Raw data »

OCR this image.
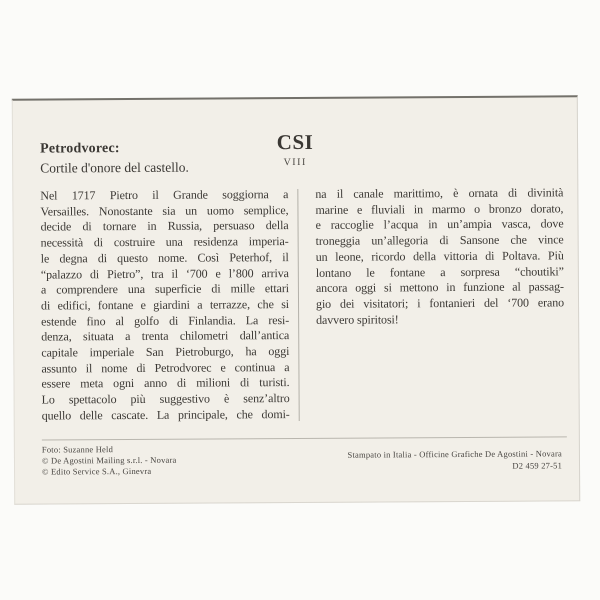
Petrodvorec:
Cortile d'onore del castello.
CSI
VIII
Nel 1717 Pietro il Grande soggiorna a
Versailles. Nonostante sia un uomo semplice,
decide di tornare in Russia, persuaso della
necessità di costruire una residenza imperia-
le degna di questo nome. Così Peterhof, il
“palazzo di Pietro”, tra il ‘700 e l’800 arriva
a comprendere una superficie di mille ettari
di edifici, fontane e giardini a terrazze, che si
estende fino al golfo di Finlandia. La resi-
denza, situata a trenta chilometri dall’antica
capitale imperiale San Pietroburgo, ha oggi
assunto il nome di Petrodvorec e continua a
essere meta ogni anno di milioni di turisti.
Lo spettacolo più suggestivo è senz’altro
quello delle cascate. La principale, che domi-
na il canale marittimo, è ornata di divinità
marine e fluviali in marmo o bronzo dorato,
e raccoglie l’acqua in un’ampia vasca, dove
troneggia un’allegoria di Sansone che vince
un leone, ricordo della vittoria di Poltava. Più
lontano le fontane a sorpresa “choutiki”
ancora oggi si mettono in funzione al passag-
gio dei visitatori; i fontanieri del ‘700 erano
davvero spiritosi!
Foto: Suzanne Held
© De Agostini Mailing s.r.l. - Novara
© Edito Service S.A., Ginevra
Stampato in Italia - Officine Grafiche De Agostini - Novara
D2 459 27-51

Set exercise »
Repeat the listing in full and exactly. Do not include any images.

Task answer »
OCR this image.
Petrodvorec:
Cortile d'onore del castello.
CSI
VIII
Nel 1717 Pietro il Grande soggiorna a
Versailles. Nonostante sia un uomo semplice,
decide di tornare in Russia, persuaso della
necessità di costruire una residenza imperia-
le degna di questo nome. Così Peterhof, il
“palazzo di Pietro”, tra il ‘700 e l’800 arriva
a comprendere una superficie di mille ettari
di edifici, fontane e giardini a terrazze, che si
estende fino al golfo di Finlandia. La resi-
denza, situata a trenta chilometri dall’antica
capitale imperiale San Pietroburgo, ha oggi
assunto il nome di Petrodvorec e continua a
essere meta ogni anno di milioni di turisti.
Lo spettacolo più suggestivo è senz’altro
quello delle cascate. La principale, che domi-
na il canale marittimo, è ornata di divinità
marine e fluviali in marmo o bronzo dorato,
e raccoglie l’acqua in un’ampia vasca, dove
troneggia un’allegoria di Sansone che vince
un leone, ricordo della vittoria di Poltava. Più
lontano le fontane a sorpresa “choutiki”
ancora oggi si mettono in funzione al passag-
gio dei visitatori; i fontanieri del ‘700 erano
davvero spiritosi!
Foto: Suzanne Held
© De Agostini Mailing s.r.l. - Novara
© Edito Service S.A., Ginevra
Stampato in Italia - Officine Grafiche De Agostini - Novara
D2 459 27-51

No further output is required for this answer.